Référence : R. c. Burke, 2009 CSC 57, [2009] 3 R.C.S. 566

 

Date :  20091204

Dossier :  33031

 

Entre :

Sa Majesté la Reine

Appelante

et

Abede Burke

Intimé

 

Traduction française officielle : Motifs du juge Fish

 

Coram : Les juges LeBel, Deschamps, Fish, Abella, Charron, Rothstein et Cromwell

 

 

Motifs de jugement :

(par. 1 à 4)

 

Motifs dissidents :

(par. 5 à 8)

 

Le juge Fish (avec l’accord des juges LeBel, Abella, Charron et Rothstein)

 

Le juge Cromwell (avec l’accord de la juge Deschamps)

 

 

______________________________


R. c. Burke, 2009 CSC 57, [2009] 3 R.C.S. 566

 

Sa Majesté la Reine                                                                                                          Appelante

 

c.

 

Abede Burke                                                                                                                            Intimé

 

Répertorié : R. c. Burke

 

Référence neutre : 2009 CSC 57.

□ □ □ □ □ □ □

[Travail demandé] D'après le texte de l'arrêt R. c. Burke, quels juges se joignent aux motifs du juge Fish ? Répondez en vous fondant uniquement sur le texte.

□ □ □ □ □ □ □

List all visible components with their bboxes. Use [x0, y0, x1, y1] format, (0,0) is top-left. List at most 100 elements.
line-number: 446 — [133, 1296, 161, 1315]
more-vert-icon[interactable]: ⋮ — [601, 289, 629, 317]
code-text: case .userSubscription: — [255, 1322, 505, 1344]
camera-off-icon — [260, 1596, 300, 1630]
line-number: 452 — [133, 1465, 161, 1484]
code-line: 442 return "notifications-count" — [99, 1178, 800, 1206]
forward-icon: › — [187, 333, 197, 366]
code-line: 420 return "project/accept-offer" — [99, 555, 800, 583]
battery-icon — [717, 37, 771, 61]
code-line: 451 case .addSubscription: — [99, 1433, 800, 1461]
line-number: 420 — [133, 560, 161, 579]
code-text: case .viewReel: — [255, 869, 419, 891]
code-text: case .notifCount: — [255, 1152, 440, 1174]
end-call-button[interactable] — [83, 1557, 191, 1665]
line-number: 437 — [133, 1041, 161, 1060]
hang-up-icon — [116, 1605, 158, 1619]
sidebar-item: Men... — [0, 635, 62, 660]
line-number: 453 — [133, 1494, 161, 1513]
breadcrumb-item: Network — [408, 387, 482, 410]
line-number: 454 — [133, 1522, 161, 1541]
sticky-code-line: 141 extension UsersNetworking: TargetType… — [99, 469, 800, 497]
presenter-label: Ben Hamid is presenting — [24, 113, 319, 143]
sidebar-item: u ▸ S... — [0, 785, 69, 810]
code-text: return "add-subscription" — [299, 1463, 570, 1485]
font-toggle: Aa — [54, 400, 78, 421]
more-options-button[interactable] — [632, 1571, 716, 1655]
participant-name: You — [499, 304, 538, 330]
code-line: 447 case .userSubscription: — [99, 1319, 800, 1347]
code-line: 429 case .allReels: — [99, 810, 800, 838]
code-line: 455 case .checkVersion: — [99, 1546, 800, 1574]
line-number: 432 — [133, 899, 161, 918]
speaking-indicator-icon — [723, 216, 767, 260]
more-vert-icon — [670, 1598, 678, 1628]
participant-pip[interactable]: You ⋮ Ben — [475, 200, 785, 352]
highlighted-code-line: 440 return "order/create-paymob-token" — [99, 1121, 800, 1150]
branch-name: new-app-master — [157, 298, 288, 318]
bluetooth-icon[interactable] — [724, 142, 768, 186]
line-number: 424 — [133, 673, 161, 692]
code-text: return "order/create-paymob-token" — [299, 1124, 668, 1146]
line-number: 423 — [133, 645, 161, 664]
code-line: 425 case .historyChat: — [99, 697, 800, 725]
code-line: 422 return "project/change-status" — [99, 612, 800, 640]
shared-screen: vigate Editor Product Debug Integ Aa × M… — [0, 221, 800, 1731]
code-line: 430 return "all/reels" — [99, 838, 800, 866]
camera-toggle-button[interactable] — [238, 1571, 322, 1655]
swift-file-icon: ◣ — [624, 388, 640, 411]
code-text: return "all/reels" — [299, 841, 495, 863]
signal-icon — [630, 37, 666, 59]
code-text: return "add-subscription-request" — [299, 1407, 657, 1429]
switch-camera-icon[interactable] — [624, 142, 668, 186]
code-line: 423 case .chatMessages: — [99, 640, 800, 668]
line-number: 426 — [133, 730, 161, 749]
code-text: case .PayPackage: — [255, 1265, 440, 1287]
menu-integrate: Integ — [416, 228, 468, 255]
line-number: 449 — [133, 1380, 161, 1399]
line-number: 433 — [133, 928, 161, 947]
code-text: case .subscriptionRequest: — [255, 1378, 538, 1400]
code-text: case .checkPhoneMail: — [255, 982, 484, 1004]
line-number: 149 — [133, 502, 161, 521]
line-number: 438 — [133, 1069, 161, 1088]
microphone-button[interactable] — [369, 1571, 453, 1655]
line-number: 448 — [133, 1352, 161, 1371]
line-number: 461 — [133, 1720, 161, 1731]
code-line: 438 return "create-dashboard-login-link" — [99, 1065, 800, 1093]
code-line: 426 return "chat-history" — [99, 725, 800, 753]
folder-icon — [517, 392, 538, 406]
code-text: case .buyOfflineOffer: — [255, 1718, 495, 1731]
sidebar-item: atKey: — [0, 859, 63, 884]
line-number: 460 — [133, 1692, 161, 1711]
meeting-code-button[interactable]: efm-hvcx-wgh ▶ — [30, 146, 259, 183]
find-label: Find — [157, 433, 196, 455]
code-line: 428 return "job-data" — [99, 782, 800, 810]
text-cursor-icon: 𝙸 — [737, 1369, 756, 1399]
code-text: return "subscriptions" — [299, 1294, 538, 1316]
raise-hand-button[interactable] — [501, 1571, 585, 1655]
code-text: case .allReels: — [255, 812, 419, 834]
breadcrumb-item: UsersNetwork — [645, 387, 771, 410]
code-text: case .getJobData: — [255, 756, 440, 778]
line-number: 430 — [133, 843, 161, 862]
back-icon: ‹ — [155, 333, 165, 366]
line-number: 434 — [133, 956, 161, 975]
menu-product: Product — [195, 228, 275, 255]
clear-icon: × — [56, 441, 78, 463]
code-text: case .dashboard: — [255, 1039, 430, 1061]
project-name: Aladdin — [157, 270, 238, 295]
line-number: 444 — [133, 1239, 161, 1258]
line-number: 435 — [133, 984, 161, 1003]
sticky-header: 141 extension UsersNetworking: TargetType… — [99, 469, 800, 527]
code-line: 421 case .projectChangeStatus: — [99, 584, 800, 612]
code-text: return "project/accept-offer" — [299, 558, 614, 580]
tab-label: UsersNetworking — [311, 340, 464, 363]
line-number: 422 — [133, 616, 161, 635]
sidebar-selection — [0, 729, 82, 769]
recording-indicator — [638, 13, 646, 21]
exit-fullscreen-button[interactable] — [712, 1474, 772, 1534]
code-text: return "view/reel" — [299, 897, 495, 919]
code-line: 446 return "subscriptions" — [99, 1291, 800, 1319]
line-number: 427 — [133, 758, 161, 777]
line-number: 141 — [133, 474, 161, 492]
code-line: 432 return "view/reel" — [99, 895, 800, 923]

□ □ □ □ □ □ □

[Corrigé de l'exercice] Les juges LeBel, Abella, Charron et Rothstein.